## begin Source

The Gibbon of Grifters
This article is from the archive of The New York Sun before the launch of its new website in 2022. The Sun has neither altered nor updated such articles but will seek to correct any errors, mis-categorizations or other problems introduced during transfer.
If A. J. Liebling, who was born 100 years ago on October 18, had been a fighter, he would have been a skilled craftsman, renowned for his improvising intelligence.
He would have been Bernard Hopkins or Archie Moore.
Despite his obese, unathletic body, and small, delicate hands, Liebling did box in his younger days. And he cultivated friendships with the wisest trainers and cornermen of his era. Together these things gave him the insight that boxing was partly geometry – essentially about angles and distances.
Liebling appreciated the chess match aspect of boxing, its timing, spacing, pacing, rhythm, adjustments, and site-to-side foot movement to acquire better angles to hit and not get hit. If his boxing writing had a secret weapon, it was the insider wisdom he received from trainers like Charley Goldman, Whitey Bimstein, and Freddy Brown. They were his graduate school professors, and he dedicated his book “The Sweet Science” (1956) to these three spit-bucket Spinozas. In the dedication, he called them “my explainers.”
All three were hard-core New York characters who gratified Mr. Liebling’s passionate urbanism. They worked out of Stillman’s Gym on Eighth Avenue, where Goldman had sculpted Rocky Marciano into an invincible hitting machine.
I recently re-read all of Liebling’s boxing pieces (and most of his other work), and I discovered that I appreciate them much more now than when I first read them during the 1960s. When I was younger I was unduly intoxicated by the Hemingway and Jimmy Cannon school of drama, lyricism, and tough-guy sentimentality. I am better equipped now to savor Liebling’s sense of history, his wry stylistic grace, his leisurely pace and historical digressions.
In the same way I now better appreciate Dostoyevsky, Cervantes, Al Smith, Johnny Cash, and Ted Williams. Standards seem to matter more once you become immune to trendiness.

## end Source
## begin Data

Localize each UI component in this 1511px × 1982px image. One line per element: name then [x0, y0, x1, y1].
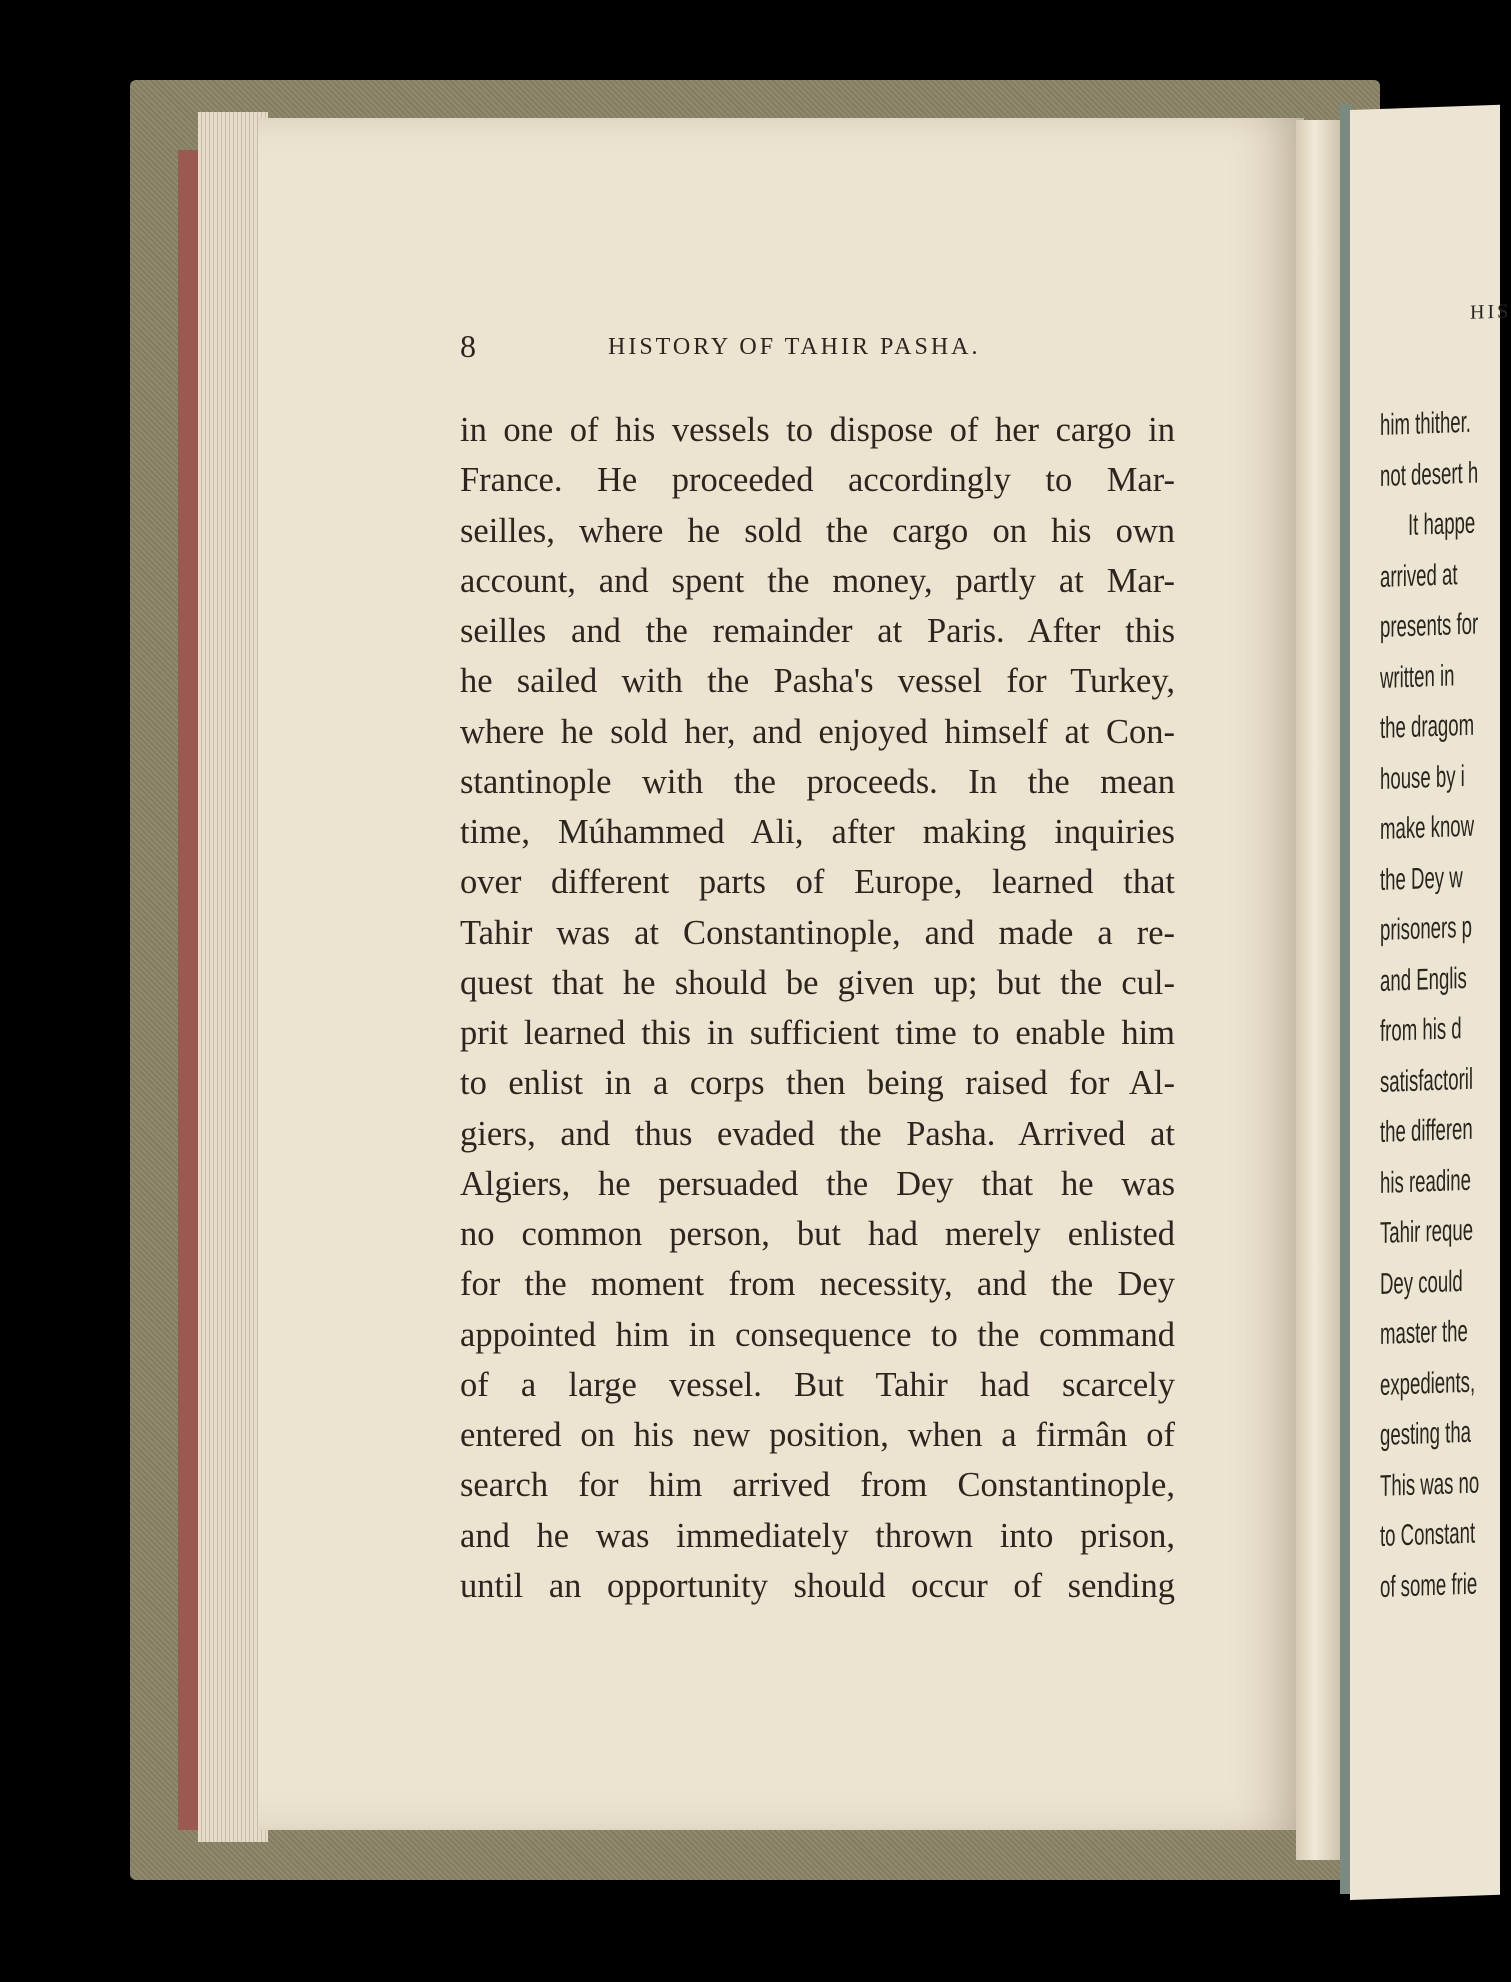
right-text-line: expedients, — [1380, 1365, 1476, 1402]
text-line: seilles and the remainder at Paris. After this — [460, 612, 1175, 650]
text-line: search for him arrived from Constantinople, — [460, 1466, 1175, 1505]
right-text-line: gesting tha — [1380, 1415, 1472, 1452]
right-text-line: him thither. — [1380, 405, 1471, 442]
right-text-line: written in — [1380, 658, 1455, 695]
text-line: of a large vessel. But Tahir had scarcely — [460, 1365, 1175, 1404]
text-line: account, and spent the money, partly at Mar- — [460, 561, 1175, 600]
right-text-line: to Constant — [1380, 1516, 1476, 1553]
text-line: and he was immediately thrown into prison, — [460, 1516, 1175, 1555]
right-text-line: arrived at — [1380, 557, 1458, 594]
right-text-line: the differen — [1380, 1112, 1473, 1149]
right-text-line: satisfactoril — [1380, 1062, 1474, 1099]
right-text-line: the Dey w — [1380, 860, 1463, 897]
text-line: Tahir was at Constantinople, and made a re- — [460, 913, 1175, 952]
book-gutter — [1296, 120, 1344, 1860]
text-line: for the moment from necessity, and the Dey — [460, 1265, 1175, 1304]
text-line: appointed him in consequence to the command — [460, 1315, 1175, 1354]
right-text-line: of some frie — [1380, 1567, 1478, 1604]
right-text-line: from his d — [1380, 1012, 1462, 1048]
text-line: seilles, where he sold the cargo on his own — [460, 511, 1175, 550]
text-line: quest that he should be given up; but the cul- — [460, 963, 1175, 1002]
text-line: stantinople with the proceeds. In the mean — [460, 762, 1175, 801]
right-text-line: his readine — [1380, 1163, 1471, 1200]
right-text-line: Dey could — [1380, 1264, 1463, 1301]
body-text — [460, 405, 1175, 1611]
right-running-head: HIS — [1470, 300, 1511, 324]
text-line: to enlist in a corps then being raised for Al- — [460, 1064, 1175, 1103]
right-text-line: house by i — [1380, 759, 1465, 796]
text-line: entered on his new position, when a firmân of — [460, 1416, 1175, 1454]
running-head: HISTORY OF TAHIR PASHA. — [608, 334, 981, 360]
right-text-line: not desert h — [1380, 456, 1479, 493]
text-line: until an opportunity should occur of sending — [460, 1566, 1175, 1605]
text-line: in one of his vessels to dispose of her cargo in — [460, 411, 1175, 449]
right-text-line: presents for — [1380, 607, 1479, 644]
page-number: 8 — [460, 328, 476, 364]
text-line: giers, and thus evaded the Pasha. Arrived at — [460, 1114, 1175, 1153]
text-line: no common person, but had merely enlisted — [460, 1215, 1175, 1253]
right-text-line: prisoners p — [1380, 910, 1473, 947]
text-line: where he sold her, and enjoyed himself at Con- — [460, 712, 1175, 751]
text-line: time, Múhammed Ali, after making inquiries — [460, 813, 1175, 851]
right-text-line: make know — [1380, 809, 1475, 846]
text-line: over different parts of Europe, learned that — [460, 863, 1175, 902]
text-line: prit learned this in sufficient time to enable him — [460, 1014, 1175, 1052]
right-text-line: This was no — [1380, 1465, 1480, 1503]
right-text-line: It happe — [1408, 506, 1476, 542]
right-page — [1350, 105, 1511, 1900]
text-line: France. He proceeded accordingly to Mar- — [460, 461, 1175, 500]
right-text-line: master the — [1380, 1314, 1468, 1351]
right-text-line: the dragom — [1380, 708, 1475, 745]
page-header — [460, 328, 1175, 368]
right-text-line: Tahir reque — [1380, 1213, 1474, 1250]
text-line: Algiers, he persuaded the Dey that he was — [460, 1164, 1175, 1203]
text-line: he sailed with the Pasha's vessel for Turkey, — [460, 662, 1175, 701]
right-text-line: and Englis — [1380, 961, 1467, 998]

## end Data

— Task to carry out —
Answer from the Liebling article:
(a) Which three trainers did Liebling dedicate "The Sweet Science" to?
(b) Where did those trainers work?
(c) In which decade did the writer first read Liebling's boxing pieces?
The items stand apart from the Liebling article and are separate material.

— Solution —
(a) Charley Goldman, Whitey Bimstein, and Freddy Brown.
(b) Stillman's Gym on Eighth Avenue.
(c) The 1960s.